Skip the pictures. Copy all the rest of the records down exactly.

(Data items)
§

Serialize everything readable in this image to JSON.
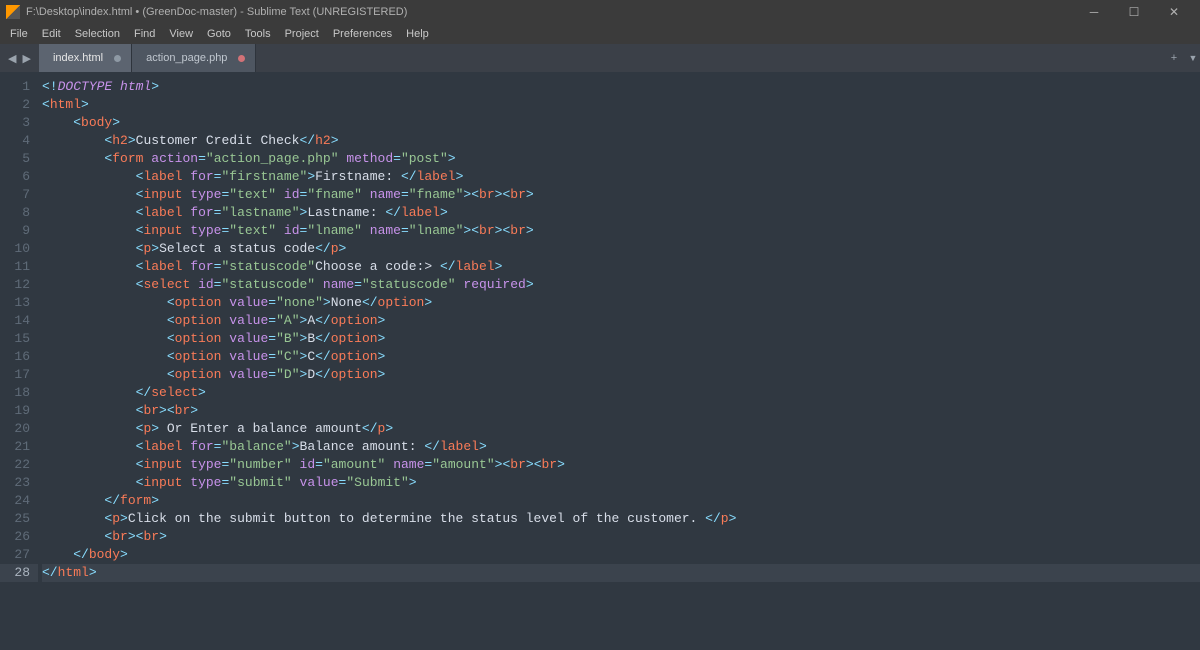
{
  "titlebar": {
    "text": "F:\\Desktop\\index.html • (GreenDoc-master) - Sublime Text (UNREGISTERED)"
  },
  "menu": [
    "File",
    "Edit",
    "Selection",
    "Find",
    "View",
    "Goto",
    "Tools",
    "Project",
    "Preferences",
    "Help"
  ],
  "tabs": [
    {
      "label": "index.html",
      "modified": true,
      "active": true,
      "dotColor": "gray"
    },
    {
      "label": "action_page.php",
      "modified": true,
      "active": false,
      "dotColor": "red"
    }
  ],
  "lineNumbers": [
    "1",
    "2",
    "3",
    "4",
    "5",
    "6",
    "7",
    "8",
    "9",
    "10",
    "11",
    "12",
    "13",
    "14",
    "15",
    "16",
    "17",
    "18",
    "19",
    "20",
    "21",
    "22",
    "23",
    "24",
    "25",
    "26",
    "27",
    "28"
  ],
  "currentLine": 28,
  "code": {
    "l1": {
      "doctype": "DOCTYPE",
      "html": "html"
    },
    "l2": {
      "tag": "html"
    },
    "l3": {
      "tag": "body"
    },
    "l4": {
      "tag": "h2",
      "text": "Customer Credit Check"
    },
    "l5": {
      "tag": "form",
      "attrs": {
        "action": "action_page.php",
        "method": "post"
      }
    },
    "l6": {
      "tag": "label",
      "for": "firstname",
      "text": "Firstname: "
    },
    "l7": {
      "tag": "input",
      "type": "text",
      "id": "fname",
      "name": "fname"
    },
    "l8": {
      "tag": "label",
      "for": "lastname",
      "text": "Lastname: "
    },
    "l9": {
      "tag": "input",
      "type": "text",
      "id": "lname",
      "name": "lname"
    },
    "l10": {
      "tag": "p",
      "text": "Select a status code"
    },
    "l11": {
      "tag": "label",
      "for": "statuscode",
      "text": "Choose a code:> "
    },
    "l12": {
      "tag": "select",
      "id": "statuscode",
      "name": "statuscode",
      "required": true
    },
    "l13": {
      "tag": "option",
      "value": "none",
      "text": "None"
    },
    "l14": {
      "tag": "option",
      "value": "A",
      "text": "A"
    },
    "l15": {
      "tag": "option",
      "value": "B",
      "text": "B"
    },
    "l16": {
      "tag": "option",
      "value": "C",
      "text": "C"
    },
    "l17": {
      "tag": "option",
      "value": "D",
      "text": "D"
    },
    "l18": {
      "close": "select"
    },
    "l19": {
      "br": 2
    },
    "l20": {
      "tag": "p",
      "text": " Or Enter a balance amount"
    },
    "l21": {
      "tag": "label",
      "for": "balance",
      "text": "Balance amount: "
    },
    "l22": {
      "tag": "input",
      "type": "number",
      "id": "amount",
      "name": "amount"
    },
    "l23": {
      "tag": "input",
      "type": "submit",
      "value": "Submit"
    },
    "l24": {
      "close": "form"
    },
    "l25": {
      "tag": "p",
      "text": "Click on the submit button to determine the status level of the customer. "
    },
    "l26": {
      "br": 2
    },
    "l27": {
      "close": "body"
    },
    "l28": {
      "close": "html"
    }
  }
}
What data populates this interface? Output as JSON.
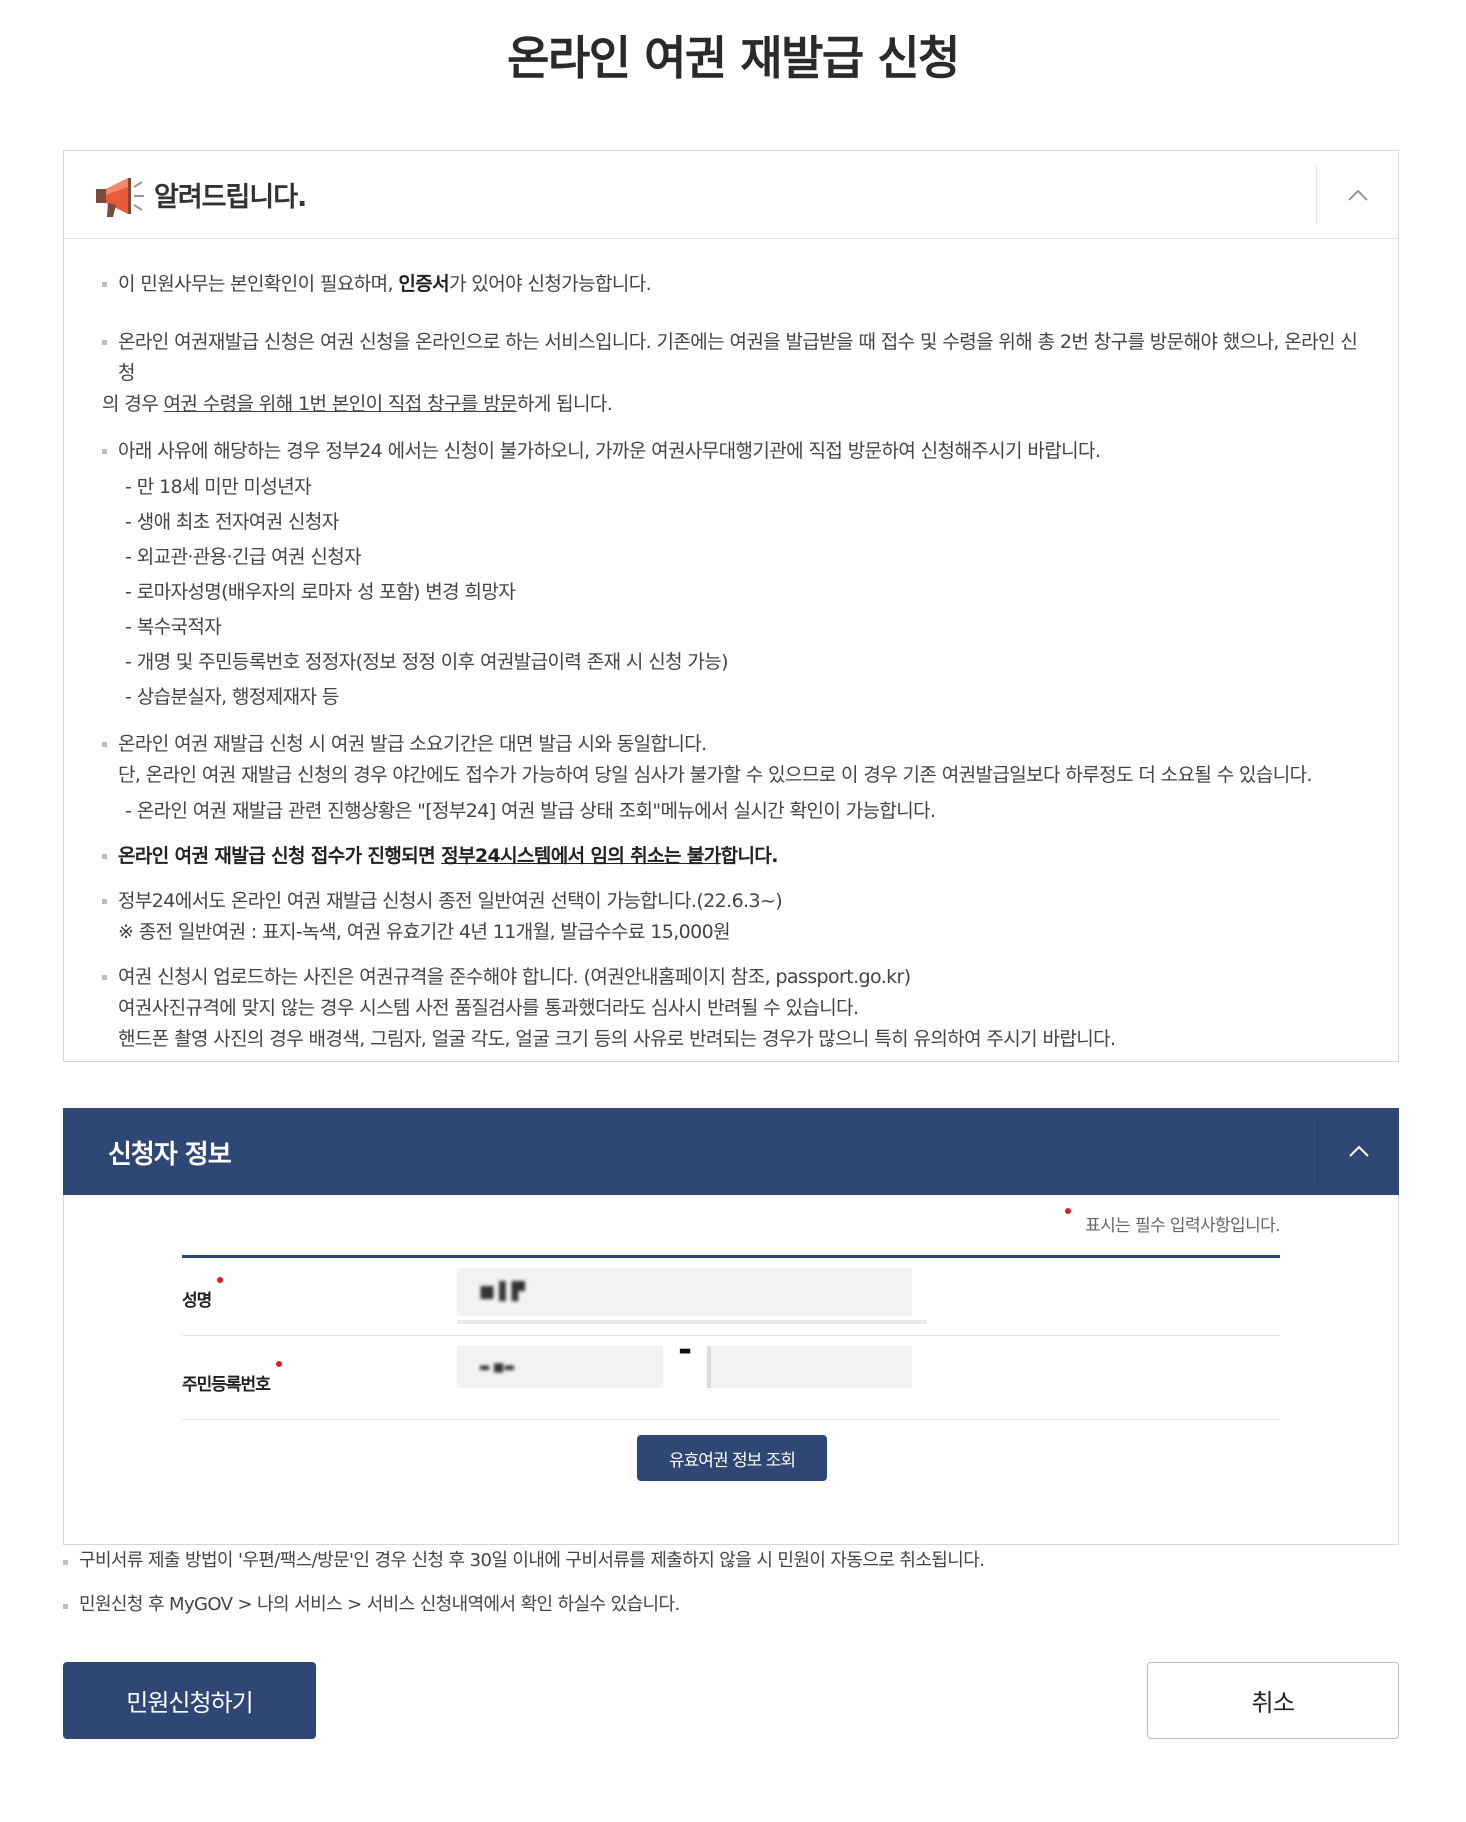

§

## Task output
Serialize everything readable in this image to JSON.
{
  "titlebar": {
    "text": "F:\\Desktop\\index.html • (GreenDoc-master) - Sublime Text (UNREGISTERED)"
  },
  "menu": [
    "File",
    "Edit",
    "Selection",
    "Find",
    "View",
    "Goto",
    "Tools",
    "Project",
    "Preferences",
    "Help"
  ],
  "tabs": [
    {
      "label": "index.html",
      "modified": true,
      "active": true,
      "dotColor": "gray"
    },
    {
      "label": "action_page.php",
      "modified": true,
      "active": false,
      "dotColor": "red"
    }
  ],
  "lineNumbers": [
    "1",
    "2",
    "3",
    "4",
    "5",
    "6",
    "7",
    "8",
    "9",
    "10",
    "11",
    "12",
    "13",
    "14",
    "15",
    "16",
    "17",
    "18",
    "19",
    "20",
    "21",
    "22",
    "23",
    "24",
    "25",
    "26",
    "27",
    "28"
  ],
  "currentLine": 28,
  "code": {
    "l1": {
      "doctype": "DOCTYPE",
      "html": "html"
    },
    "l2": {
      "tag": "html"
    },
    "l3": {
      "tag": "body"
    },
    "l4": {
      "tag": "h2",
      "text": "Customer Credit Check"
    },
    "l5": {
      "tag": "form",
      "attrs": {
        "action": "action_page.php",
        "method": "post"
      }
    },
    "l6": {
      "tag": "label",
      "for": "firstname",
      "text": "Firstname: "
    },
    "l7": {
      "tag": "input",
      "type": "text",
      "id": "fname",
      "name": "fname"
    },
    "l8": {
      "tag": "label",
      "for": "lastname",
      "text": "Lastname: "
    },
    "l9": {
      "tag": "input",
      "type": "text",
      "id": "lname",
      "name": "lname"
    },
    "l10": {
      "tag": "p",
      "text": "Select a status code"
    },
    "l11": {
      "tag": "label",
      "for": "statuscode",
      "text": "Choose a code:> "
    },
    "l12": {
      "tag": "select",
      "id": "statuscode",
      "name": "statuscode",
      "required": true
    },
    "l13": {
      "tag": "option",
      "value": "none",
      "text": "None"
    },
    "l14": {
      "tag": "option",
      "value": "A",
      "text": "A"
    },
    "l15": {
      "tag": "option",
      "value": "B",
      "text": "B"
    },
    "l16": {
      "tag": "option",
      "value": "C",
      "text": "C"
    },
    "l17": {
      "tag": "option",
      "value": "D",
      "text": "D"
    },
    "l18": {
      "close": "select"
    },
    "l19": {
      "br": 2
    },
    "l20": {
      "tag": "p",
      "text": " Or Enter a balance amount"
    },
    "l21": {
      "tag": "label",
      "for": "balance",
      "text": "Balance amount: "
    },
    "l22": {
      "tag": "input",
      "type": "number",
      "id": "amount",
      "name": "amount"
    },
    "l23": {
      "tag": "input",
      "type": "submit",
      "value": "Submit"
    },
    "l24": {
      "close": "form"
    },
    "l25": {
      "tag": "p",
      "text": "Click on the submit button to determine the status level of the customer. "
    },
    "l26": {
      "br": 2
    },
    "l27": {
      "close": "body"
    },
    "l28": {
      "close": "html"
    }
  }
}
What data populates this interface? Output as JSON.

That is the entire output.